**Given request a:**
From the Dataset items, copy the lines from the one containing "rab-table: No. Satker" through the one containing "divider (140, 47, 141, 59)", both included, without changing anything.

◆ ◆ ◆

Cullina On George Swede

Of the Real World
A collection of Haiku

by
Corinne Cullina

Ever since I was a little child I have been writing. Whether it was short stories, poems or what I one day dreamed would become a novel I was always writing. I even took creative writing classes over the summer just so I could learn how to write better. Aside from writing I always had a love for reading, especially poetry. Through school I learned of various forms and techniques in poetry. I loved just about all types of poetry, but I remember having trouble with haiku. Three lines of 17 syllables in the order of 5,7,5 seemed too structured to me. Also every last one seemed to be about flowers or the sun, but not one seemed to complete a single thought. They always just seemed like two or three random images thrown together and called poetry. It wasn’t until Dr. Brooks Honors Global Haiku Course that I learned to fully appreciate the art of haiku.

Right from the start Dr. Brooks just told us to write, no structure, no syllable counting, no rules whatsoever. I thought this was a little strange, but if I wasn’t given rules or instructions to follow I certainly wasn’t going to go looking for them. However, my first haiku for the course still all seemed to lack something. I was still only writing about nature and its appearance. Mostly I was just writing a sentence about nature and placing spaces where I thought they might sound nice.

◆ ◆ ◆

**Given request b:**
Reproduce the passage on learning haiku from "Right from the" up to and including "might sound nice.", substituting "rhyme schemes" for "syllable counting".

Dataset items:
◆ ◆ ◆

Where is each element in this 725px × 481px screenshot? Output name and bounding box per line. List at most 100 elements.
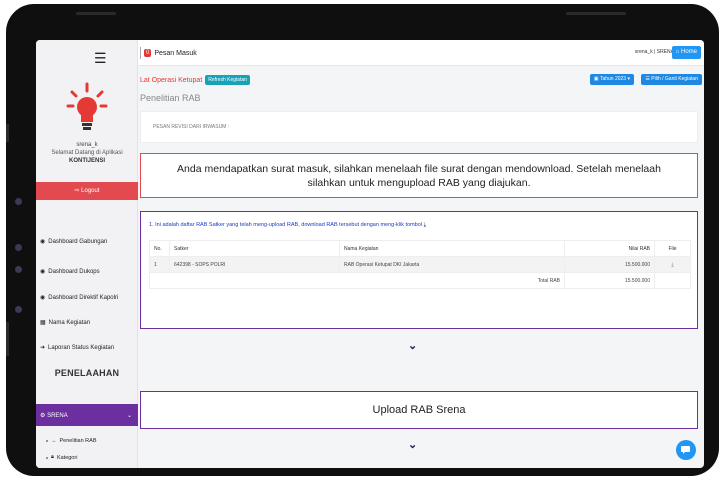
rab-table: No. Satker Nama Kegiatan Nilai RAB File … (149, 240, 691, 289)
total-row: Total RAB 15.500.000 (149, 272, 691, 289)
bullet-icon (46, 456, 48, 459)
column-header: File (654, 240, 691, 257)
sidebar-sub-item-kategori[interactable]: 🔒︎ Kategori (46, 454, 77, 461)
bullet-icon (46, 440, 48, 442)
chevron-down-icon: ⌄ (126, 412, 132, 419)
main-content: Lat Operasi Ketupat Refresh Kegiatan ▣ T… (138, 66, 704, 468)
list-icon: ☰ (645, 76, 650, 82)
sidebar-item-nama-kegiatan[interactable]: ▦ Nama Kegiatan (40, 319, 91, 327)
section-title-penelaahan: PENELAAHAN (54, 368, 120, 378)
sidebar-item-label: Dashboard Gabungan (48, 238, 108, 245)
user-name: srena_k (76, 142, 98, 148)
table-header-row: No. Satker Nama Kegiatan Nilai RAB File (149, 240, 691, 257)
sensor-dot (15, 306, 22, 313)
message-count-badge: 0 (144, 49, 152, 57)
side-button-lower (6, 322, 9, 356)
operation-title-text: Lat Operasi Ketupat (140, 76, 203, 84)
chat-icon (680, 446, 690, 454)
sensor-dot (15, 198, 22, 205)
sidebar-item-laporan-status[interactable]: ➜ Laporan Status Kegiatan (40, 344, 115, 352)
operation-title: Lat Operasi Ketupat Refresh Kegiatan (140, 75, 250, 85)
download-file-button[interactable]: ⤓ (654, 256, 691, 273)
divider (140, 47, 141, 59)
tahun-label: Tahun 2023 (599, 76, 627, 82)
ganti-label: Pilih / Ganti Kegiatan (651, 76, 698, 82)
download-icon: ⤓ (671, 261, 674, 268)
chevrons-down-icon: ⌄ (408, 340, 418, 352)
column-header: Nilai RAB (564, 240, 655, 257)
sidebar-item-dashboard-direktif[interactable]: ◉ Dashboard Direktif Kapolri (40, 294, 119, 302)
speaker-grille-right (566, 12, 626, 15)
pesan-masuk-label: Pesan Masuk (154, 49, 197, 57)
revisi-label: PESAN REVISI DARI IRWASUM : (153, 124, 230, 130)
welcome-text: Selamat Datang di Aplikasi (51, 150, 123, 156)
logout-icon: ⇨ (74, 188, 80, 194)
user-role: KONTIJENSI (68, 158, 105, 164)
cell-nilai: 15.500.000 (564, 256, 655, 273)
dashboard-icon: ◉ (40, 239, 46, 245)
home-icon: ⌂ (675, 49, 680, 55)
dashboard-icon: ◉ (40, 269, 46, 275)
tablet-frame: ☰ srena_k Selamat Datang di Aplikasi KON… (6, 4, 719, 476)
app-screen: ☰ srena_k Selamat Datang di Aplikasi KON… (36, 40, 704, 468)
column-header: Nama Kegiatan (339, 240, 565, 257)
chevrons-down-icon: ⌄ (408, 439, 418, 451)
alert-text: Anda mendapatkan surat masuk, silahkan m… (177, 162, 661, 189)
sub-item-label: Penelitian RAB (59, 438, 97, 444)
chat-button[interactable] (676, 440, 696, 460)
lock-icon: 🔒︎ (51, 454, 54, 460)
tahun-dropdown[interactable]: ▣ Tahun 2023 ▾ (589, 74, 634, 85)
sidebar-sub-item-penelitian-rab[interactable]: → Penelitian RAB (46, 438, 97, 444)
gear-icon: ⚙ (40, 412, 46, 419)
home-label: Home (680, 49, 697, 55)
side-button (6, 124, 9, 142)
sidebar-item-label: Nama Kegiatan (48, 319, 91, 326)
srena-label: SRENA (47, 412, 68, 419)
sidebar-item-label: Dashboard Dukops (48, 268, 100, 275)
download-icon: ⤓ (423, 222, 426, 228)
cell-no: 1 (149, 256, 170, 273)
sidebar-item-label: Laporan Status Kegiatan (48, 344, 115, 351)
rab-list-card: 1. Ini adalah daftar RAB Satker yang tel… (140, 211, 698, 329)
app-logo-icon (66, 82, 108, 130)
pesan-masuk-link[interactable]: 0 Pesan Masuk (140, 47, 197, 59)
user-info[interactable]: srena_k | SRENA (635, 49, 674, 55)
total-label: Total RAB (149, 272, 565, 289)
caret-down-icon: ▾ (627, 76, 630, 82)
dashboard-icon: ◉ (40, 295, 46, 301)
logout-label: Logout (81, 188, 100, 194)
total-value: 15.500.000 (564, 272, 655, 289)
refresh-kegiatan-button[interactable]: Refresh Kegiatan (205, 75, 250, 85)
revisi-message-box: PESAN REVISI DARI IRWASUM : (140, 111, 698, 143)
column-header: No. (149, 240, 170, 257)
sidebar: ☰ srena_k Selamat Datang di Aplikasi KON… (36, 40, 138, 468)
cell-kegiatan: RAB Operasi Ketupat DKI Jakarta (339, 256, 565, 273)
home-button[interactable]: ⌂ Home (671, 46, 701, 59)
sidebar-item-srena[interactable]: ⚙ SRENA ⌄ (36, 404, 138, 426)
page-title: Penelitian RAB (140, 93, 201, 103)
logout-button[interactable]: ⇨ Logout (36, 182, 138, 200)
list-instruction: 1. Ini adalah daftar RAB Satker yang tel… (149, 222, 426, 229)
hamburger-menu-icon[interactable]: ☰ (94, 50, 107, 67)
upload-rab-card[interactable]: Upload RAB Srena (140, 391, 698, 429)
table-row: 1 642398 - SOPS POLRI RAB Operasi Ketupa… (149, 256, 691, 273)
sidebar-item-label: Dashboard Direktif Kapolri (48, 294, 119, 301)
empty-cell (654, 272, 691, 289)
sidebar-item-dashboard-dukops[interactable]: ◉ Dashboard Dukops (40, 268, 100, 276)
list-instruction-text: 1. Ini adalah daftar RAB Satker yang tel… (149, 222, 423, 228)
sensor-dot (15, 244, 22, 251)
column-header: Satker (169, 240, 340, 257)
arrow-right-icon: ➜ (40, 345, 46, 351)
top-navbar: 0 Pesan Masuk srena_k | SRENA ⌂ Home (138, 40, 704, 66)
upload-label: Upload RAB Srena (372, 404, 466, 416)
sub-item-label: Kategori (56, 454, 78, 461)
sidebar-item-dashboard-gabungan[interactable]: ◉ Dashboard Gabungan (40, 238, 108, 246)
ganti-kegiatan-button[interactable]: ☰ Pilih / Ganti Kegiatan (641, 74, 702, 85)
arrow-right-icon: → (51, 438, 57, 444)
cell-satker: 642398 - SOPS POLRI (169, 256, 340, 273)
calendar-icon: ▣ (593, 76, 599, 82)
speaker-grille (76, 12, 116, 15)
notification-alert: Anda mendapatkan surat masuk, silahkan m… (140, 153, 698, 198)
sensor-dot (15, 266, 22, 273)
table-icon: ▦ (40, 320, 46, 326)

◆ ◆ ◆

**Task solution a:**
rab-table: No. Satker Nama Kegiatan Nilai RAB File … (149, 240, 691, 289)
total-row: Total RAB 15.500.000 (149, 272, 691, 289)
bullet-icon (46, 456, 48, 459)
column-header: File (654, 240, 691, 257)
sidebar-sub-item-kategori[interactable]: 🔒︎ Kategori (46, 454, 77, 461)
bullet-icon (46, 440, 48, 442)
chevron-down-icon: ⌄ (126, 412, 132, 419)
main-content: Lat Operasi Ketupat Refresh Kegiatan ▣ T… (138, 66, 704, 468)
list-icon: ☰ (645, 76, 650, 82)
sidebar-item-nama-kegiatan[interactable]: ▦ Nama Kegiatan (40, 319, 91, 327)
section-title-penelaahan: PENELAAHAN (54, 368, 120, 378)
sidebar-item-label: Dashboard Gabungan (48, 238, 108, 245)
user-name: srena_k (76, 142, 98, 148)
table-header-row: No. Satker Nama Kegiatan Nilai RAB File (149, 240, 691, 257)
sensor-dot (15, 306, 22, 313)
message-count-badge: 0 (144, 49, 152, 57)
side-button-lower (6, 322, 9, 356)
operation-title-text: Lat Operasi Ketupat (140, 76, 203, 84)
chat-icon (680, 446, 690, 454)
sensor-dot (15, 198, 22, 205)
sidebar-item-laporan-status[interactable]: ➜ Laporan Status Kegiatan (40, 344, 115, 352)
operation-title: Lat Operasi Ketupat Refresh Kegiatan (140, 75, 250, 85)
download-file-button[interactable]: ⤓ (654, 256, 691, 273)
divider (140, 47, 141, 59)

**Task solution b:**
Right from the start Dr. Brooks just told us to write, no structure, no rhyme schemes, no rules whatsoever. I thought this was a little strange, but if I wasn’t given rules or instructions to follow I certainly wasn’t going to go looking for them. However, my first haiku for the course still all seemed to lack something. I was still only writing about nature and its appearance. Mostly I was just writing a sentence about nature and placing spaces where I thought they might sound nice.